- **EXERCISE DIRECTIONS**
Repeat, word for word, every line from the line holding "What's the underlying" through the final line of the entries below. Skip all pictures.

- **DATA LINES**
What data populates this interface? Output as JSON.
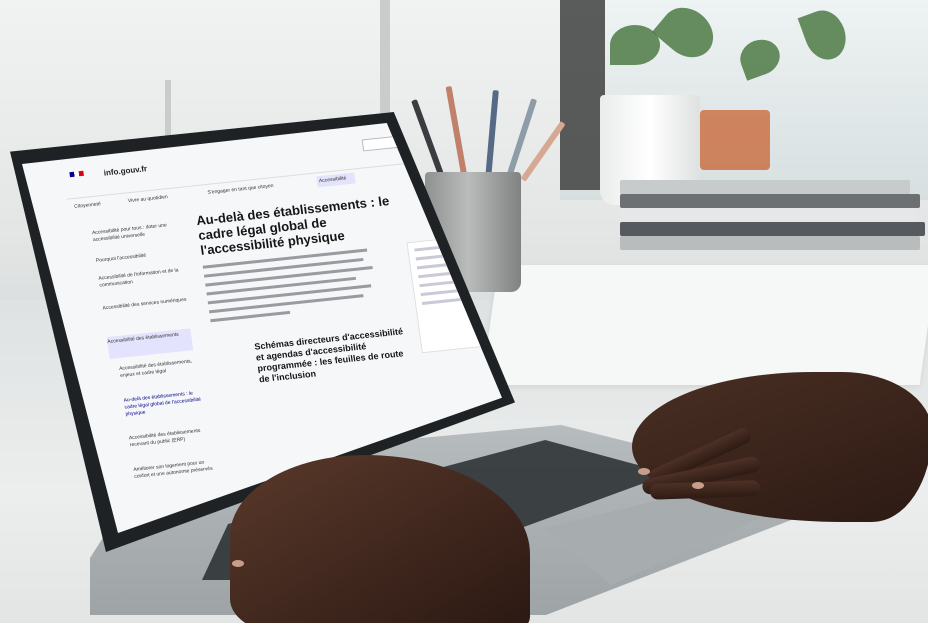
{
  "screen": {
    "brand": "info.gouv.fr",
    "nav": [
      "Citoyenneté",
      "Vivre au quotidien",
      "S'engager en tant que citoyen",
      "Accessibilité"
    ],
    "sidebar": [
      "Accessibilité pour tous : doter une accessibilité universelle",
      "Pourquoi l'accessibilité",
      "Accessibilité de l'information et de la communication",
      "Accessibilité des services numériques",
      "Accessibilité des établissements",
      "Accessibilité des établissements, enjeux et cadre légal",
      "Au-delà des établissements : le cadre légal global de l'accessibilité physique",
      "Accessibilité des établissements recevant du public (ERP)",
      "Améliorer son logement pour un confort et une autonomie préservés"
    ],
    "title": "Au-delà des établissements : le cadre légal global de l'accessibilité physique",
    "subheading": "Schémas directeurs d'accessibilité et agendas d'accessibilité programmée : les feuilles de route de l'inclusion"
  }
}
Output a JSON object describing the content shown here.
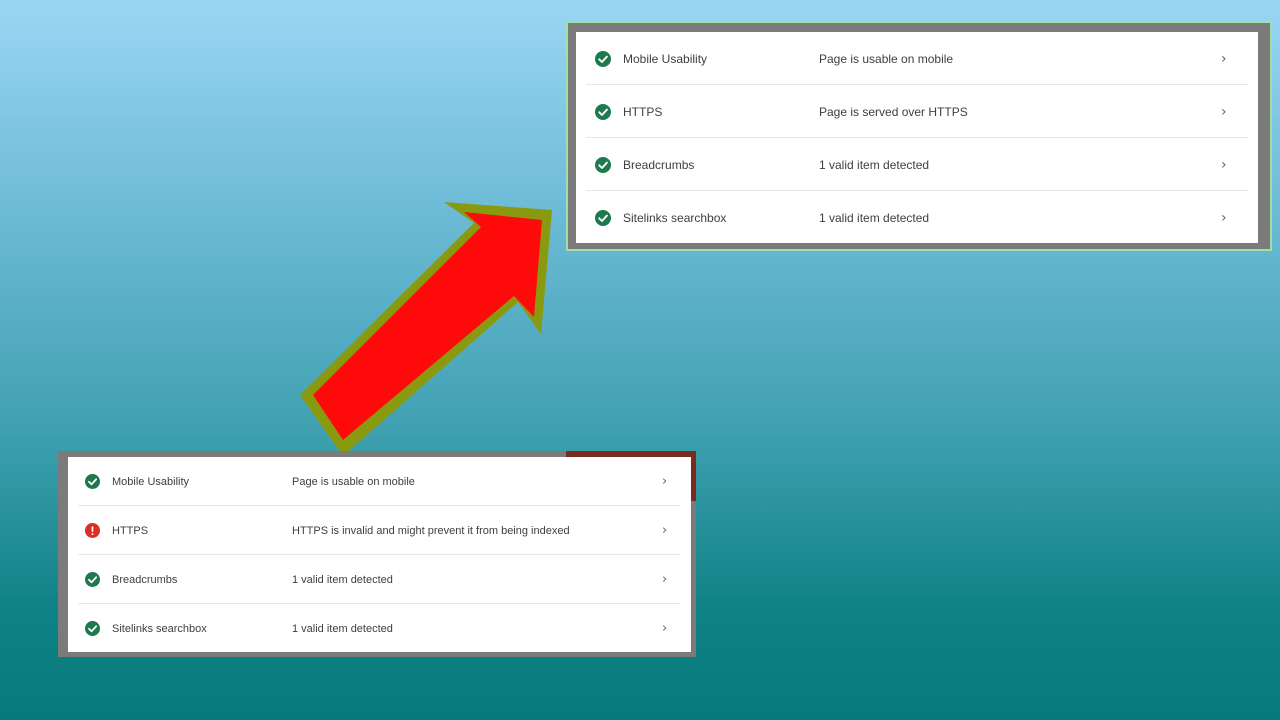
{
  "colors": {
    "ok": "#1e7a4e",
    "error": "#d93025",
    "arrow_fill": "#ff0a0a",
    "arrow_border": "#8a9a10"
  },
  "after_panel": {
    "rows": [
      {
        "status": "ok",
        "icon": "check-circle-icon",
        "label": "Mobile Usability",
        "description": "Page is usable on mobile",
        "chevron": "›"
      },
      {
        "status": "ok",
        "icon": "check-circle-icon",
        "label": "HTTPS",
        "description": "Page is served over HTTPS",
        "chevron": "›"
      },
      {
        "status": "ok",
        "icon": "check-circle-icon",
        "label": "Breadcrumbs",
        "description": "1 valid item detected",
        "chevron": "›"
      },
      {
        "status": "ok",
        "icon": "check-circle-icon",
        "label": "Sitelinks searchbox",
        "description": "1 valid item detected",
        "chevron": "›"
      }
    ]
  },
  "before_panel": {
    "rows": [
      {
        "status": "ok",
        "icon": "check-circle-icon",
        "label": "Mobile Usability",
        "description": "Page is usable on mobile",
        "chevron": "›"
      },
      {
        "status": "error",
        "icon": "error-circle-icon",
        "label": "HTTPS",
        "description": "HTTPS is invalid and might prevent it from being indexed",
        "chevron": "›"
      },
      {
        "status": "ok",
        "icon": "check-circle-icon",
        "label": "Breadcrumbs",
        "description": "1 valid item detected",
        "chevron": "›"
      },
      {
        "status": "ok",
        "icon": "check-circle-icon",
        "label": "Sitelinks searchbox",
        "description": "1 valid item detected",
        "chevron": "›"
      }
    ]
  }
}
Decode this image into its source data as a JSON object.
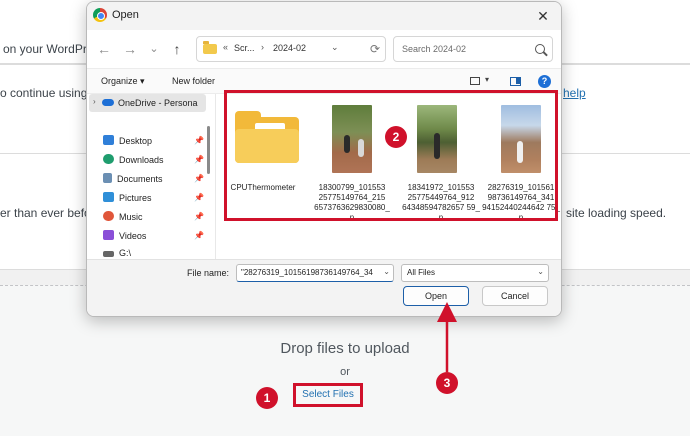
{
  "background": {
    "text_top": "on your WordPress",
    "text_continue": "o continue using Si",
    "help_link": "help",
    "text_ever": "er than ever before.",
    "text_site": "site loading speed.",
    "drop_text": "Drop files to upload",
    "or_text": "or",
    "select_files": "Select Files"
  },
  "dialog": {
    "title": "Open",
    "close": "✕",
    "nav": {
      "back": "←",
      "forward": "→",
      "dropdown": "⌄",
      "up": "↑"
    },
    "breadcrumbs": [
      "«",
      "Scr...",
      "›",
      "2024-02",
      "⌄"
    ],
    "refresh": "⟳",
    "search_placeholder": "Search 2024-02",
    "commands": {
      "organize": "Organize ▾",
      "new_folder": "New folder",
      "help": "?"
    },
    "nav_pane": {
      "selected": "OneDrive - Persona",
      "items": [
        {
          "label": "Desktop",
          "color": "#2f7fd8"
        },
        {
          "label": "Downloads",
          "color": "#1f9d6e"
        },
        {
          "label": "Documents",
          "color": "#6b8fb3"
        },
        {
          "label": "Pictures",
          "color": "#2f8fd8"
        },
        {
          "label": "Music",
          "color": "#e0563a"
        },
        {
          "label": "Videos",
          "color": "#8a4fd8"
        },
        {
          "label": "G:\\",
          "color": "#666666"
        }
      ],
      "pin": "📌"
    },
    "files": [
      {
        "name": "CPUThermometer",
        "kind": "folder"
      },
      {
        "name": "18300799_10155325775149764_2156573763629830080_n",
        "label": "18300799_101553\n25775149764_215\n6573763629830080_n",
        "kind": "image"
      },
      {
        "name": "18341972_10155325775449764_9126434859478265759_n",
        "label": "18341972_101553\n25775449764_912\n64348594782657 59_n",
        "kind": "image"
      },
      {
        "name": "28276319_10156198736149764_3419415244024464275_n",
        "label": "28276319_101561\n98736149764_341\n94152440244642 75_n",
        "kind": "image"
      }
    ],
    "file_name_label": "File name:",
    "file_name_value": "\"28276319_10156198736149764_34",
    "file_type": "All Files",
    "open_button": "Open",
    "cancel_button": "Cancel"
  },
  "annotations": {
    "badge1": "1",
    "badge2": "2",
    "badge3": "3",
    "color": "#d0112b"
  }
}
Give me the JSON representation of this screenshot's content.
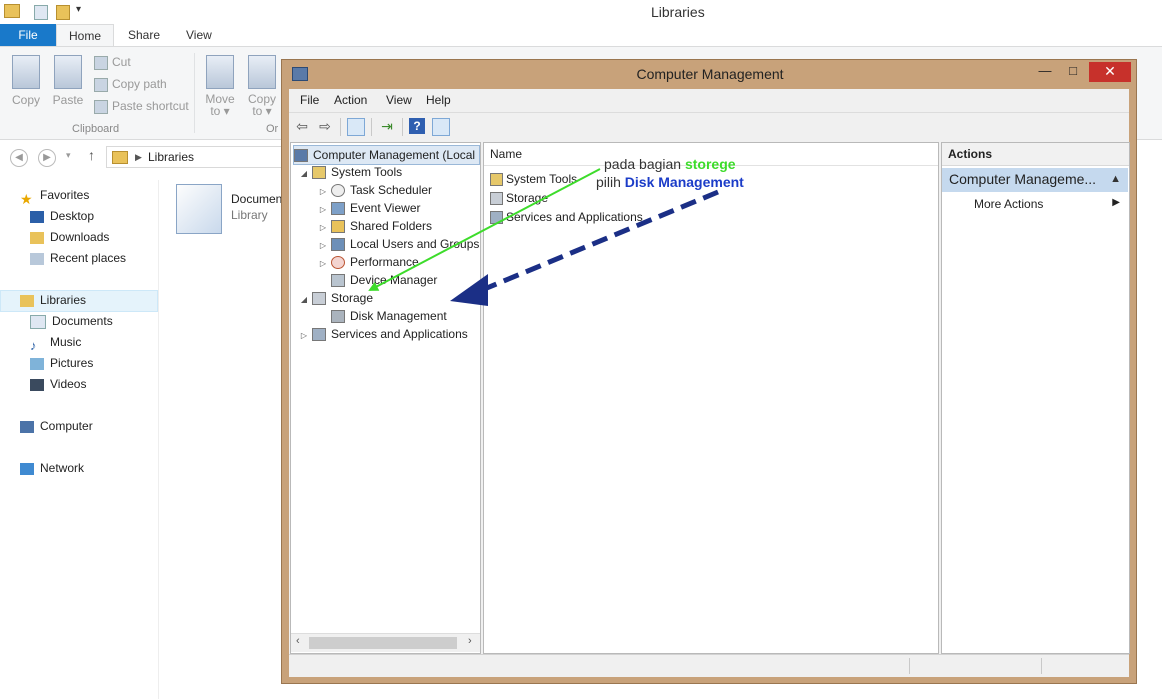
{
  "explorer": {
    "title": "Libraries",
    "tabs": [
      "File",
      "Home",
      "Share",
      "View"
    ],
    "ribbon": {
      "copy": "Copy",
      "paste": "Paste",
      "cut": "Cut",
      "copy_path": "Copy path",
      "paste_shortcut": "Paste shortcut",
      "clipboard_group": "Clipboard",
      "move_to": "Move",
      "move_to_2": "to ▾",
      "copy_to": "Copy",
      "copy_to_2": "to ▾",
      "organize_partial": "Or"
    },
    "address": {
      "path_item": "Libraries"
    },
    "nav": {
      "favorites": "Favorites",
      "desktop": "Desktop",
      "downloads": "Downloads",
      "recent": "Recent places",
      "libraries": "Libraries",
      "documents": "Documents",
      "music": "Music",
      "pictures": "Pictures",
      "videos": "Videos",
      "computer": "Computer",
      "network": "Network"
    },
    "content": {
      "item_name": "Documen",
      "item_type": "Library"
    }
  },
  "cm": {
    "title": "Computer Management",
    "close_glyph": "✕",
    "min_glyph": "—",
    "max_glyph": "□",
    "menu": [
      "File",
      "Action",
      "View",
      "Help"
    ],
    "tree": {
      "root": "Computer Management (Local",
      "system_tools": "System Tools",
      "task_scheduler": "Task Scheduler",
      "event_viewer": "Event Viewer",
      "shared_folders": "Shared Folders",
      "local_users": "Local Users and Groups",
      "performance": "Performance",
      "device_manager": "Device Manager",
      "storage": "Storage",
      "disk_management": "Disk Management",
      "services": "Services and Applications"
    },
    "list": {
      "header": "Name",
      "items": [
        "System Tools",
        "Storage",
        "Services and Applications"
      ]
    },
    "actions": {
      "header": "Actions",
      "section": "Computer Manageme...",
      "more": "More Actions"
    }
  },
  "annotation": {
    "line1_prefix": "pada bagian ",
    "line1_highlight": "storege",
    "line2_prefix": "pilih ",
    "line2_highlight": "Disk Management",
    "green_color": "#3ddc2b",
    "blue_color": "#1b2f86"
  }
}
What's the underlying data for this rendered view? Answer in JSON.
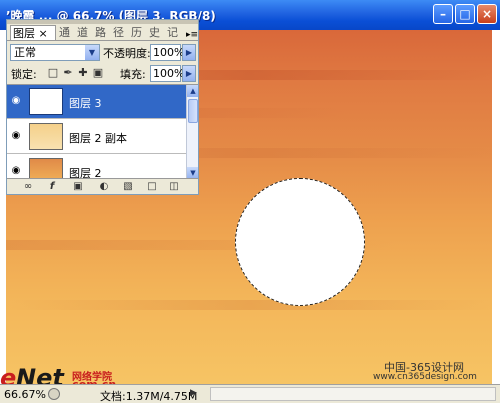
{
  "window": {
    "title": "’晚霞 ... @ 66.7% (图层 3, RGB/8)",
    "minimize": "–",
    "maximize": "□",
    "close": "×"
  },
  "colors": {
    "titlebar": "#0a4fd6",
    "sky_top": "#d9683a",
    "sky_bottom": "#f6c464",
    "selection": "#3168c7",
    "watermark_red": "#c81e1e"
  },
  "layers_panel": {
    "tabs": [
      "图层",
      "通",
      "道",
      "路",
      "径",
      "历",
      "史",
      "记"
    ],
    "tab_close": "×",
    "menu_icon": "▸≡",
    "blend_mode": "正常",
    "opacity_label": "不透明度:",
    "opacity_value": "100%",
    "lock_label": "锁定:",
    "fill_label": "填充:",
    "fill_value": "100%",
    "layers": [
      {
        "name": "图层 3",
        "selected": true,
        "visible": true
      },
      {
        "name": "图层 2 副本",
        "selected": false,
        "visible": true
      },
      {
        "name": "图层 2",
        "selected": false,
        "visible": true
      }
    ]
  },
  "status_bar": {
    "zoom": "66.67%",
    "doc_size": "文档:1.37M/4.75M"
  },
  "watermarks": {
    "cn365_line1": "中国-365设计网",
    "cn365_line2": "www.cn365design.com",
    "enet_e": "e",
    "enet_net": "Net",
    "enet_cn": "网络学院",
    "enet_domain": ".com.cn"
  }
}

- **EXERCISE ANSWER**
What's the underlying data for this rendered view? Answer in JSON.
{
  "window": {
    "title": "’晚霞 ... @ 66.7% (图层 3, RGB/8)",
    "minimize": "–",
    "maximize": "□",
    "close": "×"
  },
  "colors": {
    "titlebar": "#0a4fd6",
    "sky_top": "#d9683a",
    "sky_bottom": "#f6c464",
    "selection": "#3168c7",
    "watermark_red": "#c81e1e"
  },
  "layers_panel": {
    "tabs": [
      "图层",
      "通",
      "道",
      "路",
      "径",
      "历",
      "史",
      "记"
    ],
    "tab_close": "×",
    "menu_icon": "▸≡",
    "blend_mode": "正常",
    "opacity_label": "不透明度:",
    "opacity_value": "100%",
    "lock_label": "锁定:",
    "fill_label": "填充:",
    "fill_value": "100%",
    "layers": [
      {
        "name": "图层 3",
        "selected": true,
        "visible": true
      },
      {
        "name": "图层 2 副本",
        "selected": false,
        "visible": true
      },
      {
        "name": "图层 2",
        "selected": false,
        "visible": true
      }
    ]
  },
  "status_bar": {
    "zoom": "66.67%",
    "doc_size": "文档:1.37M/4.75M"
  },
  "watermarks": {
    "cn365_line1": "中国-365设计网",
    "cn365_line2": "www.cn365design.com",
    "enet_e": "e",
    "enet_net": "Net",
    "enet_cn": "网络学院",
    "enet_domain": ".com.cn"
  }
}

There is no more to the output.